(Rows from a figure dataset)
_ _ _ _ _

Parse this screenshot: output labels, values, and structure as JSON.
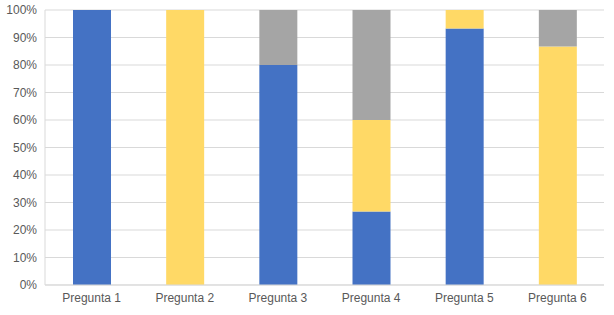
{
  "chart_data": {
    "type": "bar",
    "stacked": true,
    "grid": true,
    "categories": [
      "Pregunta 1",
      "Pregunta 2",
      "Pregunta 3",
      "Pregunta 4",
      "Pregunta 5",
      "Pregunta 6"
    ],
    "series": [
      {
        "color": "#4472c4",
        "values": [
          100,
          0,
          80,
          26.7,
          93.3,
          0
        ]
      },
      {
        "color": "#ffd966",
        "values": [
          0,
          100,
          0,
          33.3,
          6.7,
          86.7
        ]
      },
      {
        "color": "#a5a5a5",
        "values": [
          0,
          0,
          20,
          40,
          0,
          13.3
        ]
      }
    ],
    "ylim": [
      0,
      100
    ],
    "yticks": [
      {
        "value": 0,
        "label": "0%"
      },
      {
        "value": 10,
        "label": "10%"
      },
      {
        "value": 20,
        "label": "20%"
      },
      {
        "value": 30,
        "label": "30%"
      },
      {
        "value": 40,
        "label": "40%"
      },
      {
        "value": 50,
        "label": "50%"
      },
      {
        "value": 60,
        "label": "60%"
      },
      {
        "value": 70,
        "label": "70%"
      },
      {
        "value": 80,
        "label": "80%"
      },
      {
        "value": 90,
        "label": "90%"
      },
      {
        "value": 100,
        "label": "100%"
      }
    ]
  }
}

_ _ _ _ _

> _Brief_
Scan the listing above. Collect all lines with the word "color".

> _Written response_
        "color": "#4472c4",
        "color": "#ffd966",
        "color": "#a5a5a5",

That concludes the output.